■ **Exercise details**: Skip the pictures. Repeat everything else in the records word for word.

■ **Input data**:

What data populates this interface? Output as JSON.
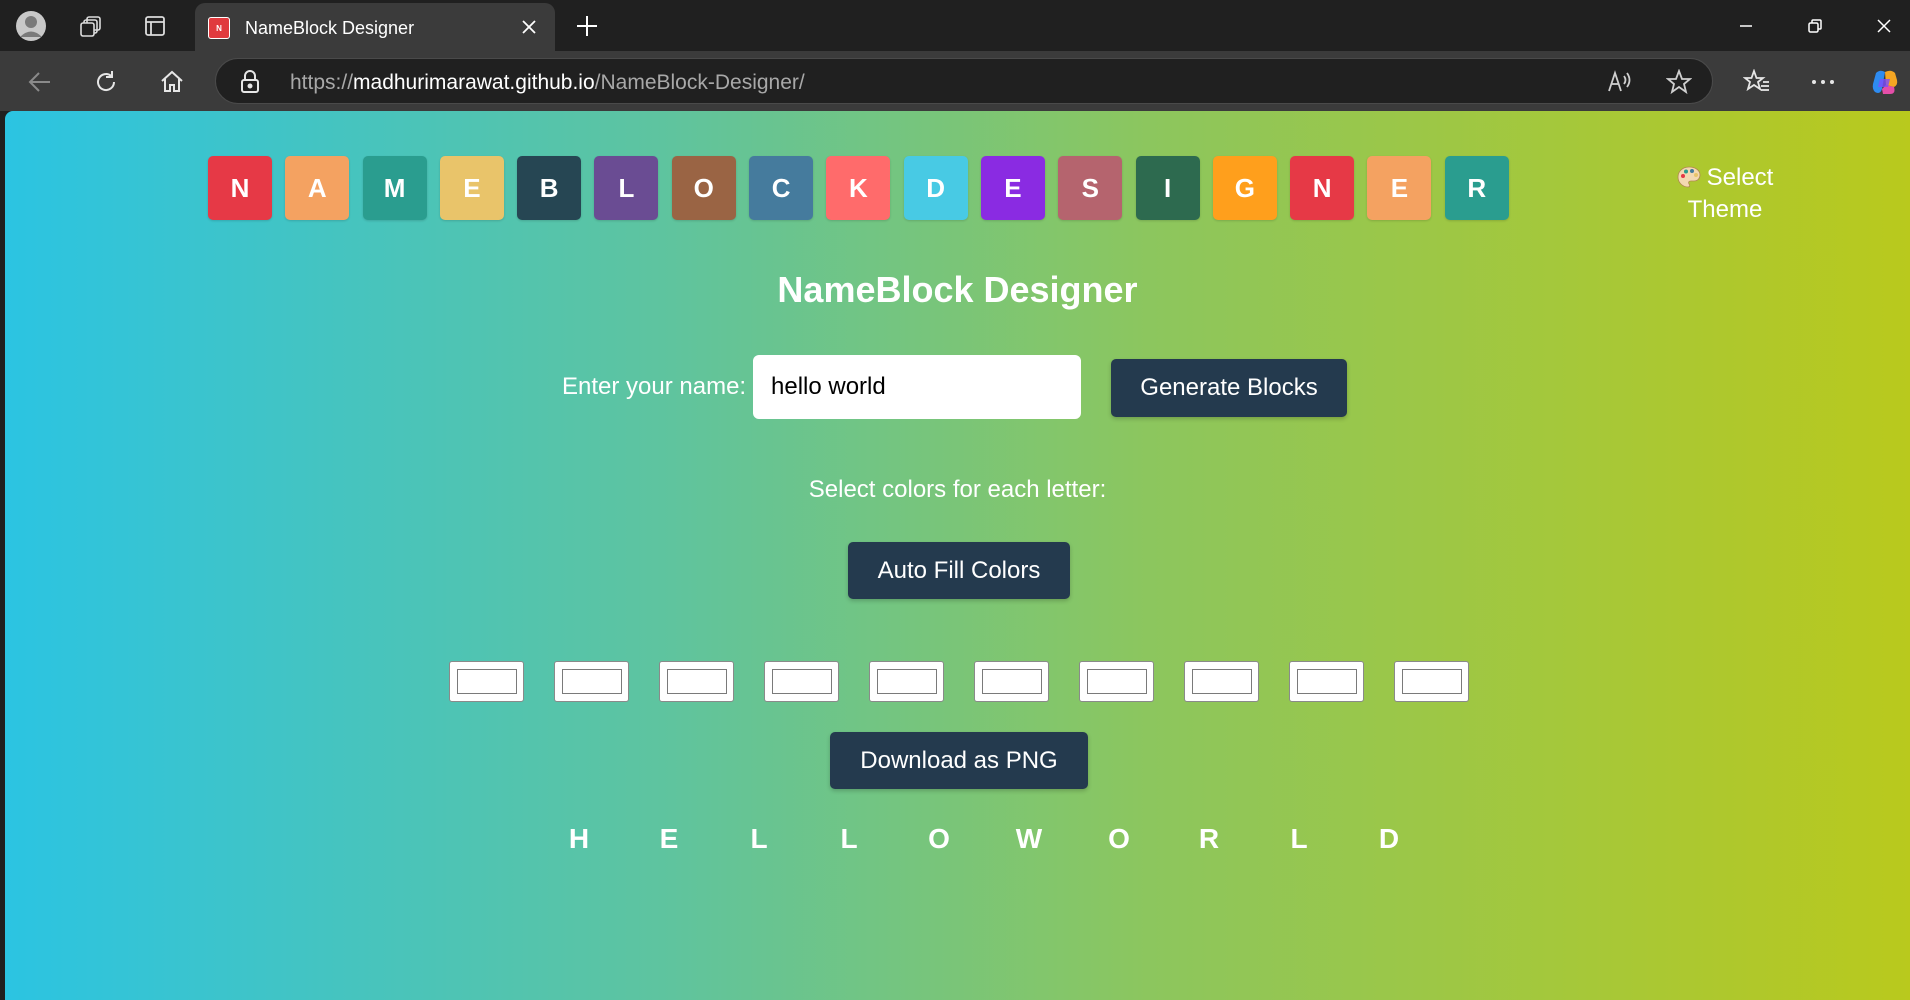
{
  "browser": {
    "tab_title": "NameBlock Designer",
    "favicon_letter": "N",
    "url_scheme": "https://",
    "url_host": "madhurimarawat.github.io",
    "url_path": "/NameBlock-Designer/"
  },
  "page": {
    "header_letters": [
      {
        "letter": "N",
        "color": "#e63946"
      },
      {
        "letter": "A",
        "color": "#f4a261"
      },
      {
        "letter": "M",
        "color": "#2a9d8f"
      },
      {
        "letter": "E",
        "color": "#e9c46a"
      },
      {
        "letter": "B",
        "color": "#264653"
      },
      {
        "letter": "L",
        "color": "#6a4c93"
      },
      {
        "letter": "O",
        "color": "#9a6444"
      },
      {
        "letter": "C",
        "color": "#457b9d"
      },
      {
        "letter": "K",
        "color": "#ff6b6b"
      },
      {
        "letter": "D",
        "color": "#48cae4"
      },
      {
        "letter": "E",
        "color": "#8a2be2"
      },
      {
        "letter": "S",
        "color": "#b5646e"
      },
      {
        "letter": "I",
        "color": "#2d6a4f"
      },
      {
        "letter": "G",
        "color": "#ff9f1c"
      },
      {
        "letter": "N",
        "color": "#e63946"
      },
      {
        "letter": "E",
        "color": "#f4a261"
      },
      {
        "letter": "R",
        "color": "#2a9d8f"
      }
    ],
    "theme_label": "Select Theme",
    "title": "NameBlock Designer",
    "name_label": "Enter your name:",
    "name_value": "hello world",
    "generate_button": "Generate Blocks",
    "select_colors_label": "Select colors for each letter:",
    "auto_fill_button": "Auto Fill Colors",
    "color_inputs": [
      "#ffffff",
      "#ffffff",
      "#ffffff",
      "#ffffff",
      "#ffffff",
      "#ffffff",
      "#ffffff",
      "#ffffff",
      "#ffffff",
      "#ffffff"
    ],
    "download_button": "Download as PNG",
    "preview_letters": [
      "H",
      "E",
      "L",
      "L",
      "O",
      "W",
      "O",
      "R",
      "L",
      "D"
    ]
  },
  "colors": {
    "button_bg": "#243a4e",
    "gradient_start": "#2bc4e2",
    "gradient_end": "#b9c91d"
  }
}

■ **Result of the exercise**:
What data populates this interface? Output as JSON.
{
  "browser": {
    "tab_title": "NameBlock Designer",
    "favicon_letter": "N",
    "url_scheme": "https://",
    "url_host": "madhurimarawat.github.io",
    "url_path": "/NameBlock-Designer/"
  },
  "page": {
    "header_letters": [
      {
        "letter": "N",
        "color": "#e63946"
      },
      {
        "letter": "A",
        "color": "#f4a261"
      },
      {
        "letter": "M",
        "color": "#2a9d8f"
      },
      {
        "letter": "E",
        "color": "#e9c46a"
      },
      {
        "letter": "B",
        "color": "#264653"
      },
      {
        "letter": "L",
        "color": "#6a4c93"
      },
      {
        "letter": "O",
        "color": "#9a6444"
      },
      {
        "letter": "C",
        "color": "#457b9d"
      },
      {
        "letter": "K",
        "color": "#ff6b6b"
      },
      {
        "letter": "D",
        "color": "#48cae4"
      },
      {
        "letter": "E",
        "color": "#8a2be2"
      },
      {
        "letter": "S",
        "color": "#b5646e"
      },
      {
        "letter": "I",
        "color": "#2d6a4f"
      },
      {
        "letter": "G",
        "color": "#ff9f1c"
      },
      {
        "letter": "N",
        "color": "#e63946"
      },
      {
        "letter": "E",
        "color": "#f4a261"
      },
      {
        "letter": "R",
        "color": "#2a9d8f"
      }
    ],
    "theme_label": "Select Theme",
    "title": "NameBlock Designer",
    "name_label": "Enter your name:",
    "name_value": "hello world",
    "generate_button": "Generate Blocks",
    "select_colors_label": "Select colors for each letter:",
    "auto_fill_button": "Auto Fill Colors",
    "color_inputs": [
      "#ffffff",
      "#ffffff",
      "#ffffff",
      "#ffffff",
      "#ffffff",
      "#ffffff",
      "#ffffff",
      "#ffffff",
      "#ffffff",
      "#ffffff"
    ],
    "download_button": "Download as PNG",
    "preview_letters": [
      "H",
      "E",
      "L",
      "L",
      "O",
      "W",
      "O",
      "R",
      "L",
      "D"
    ]
  },
  "colors": {
    "button_bg": "#243a4e",
    "gradient_start": "#2bc4e2",
    "gradient_end": "#b9c91d"
  }
}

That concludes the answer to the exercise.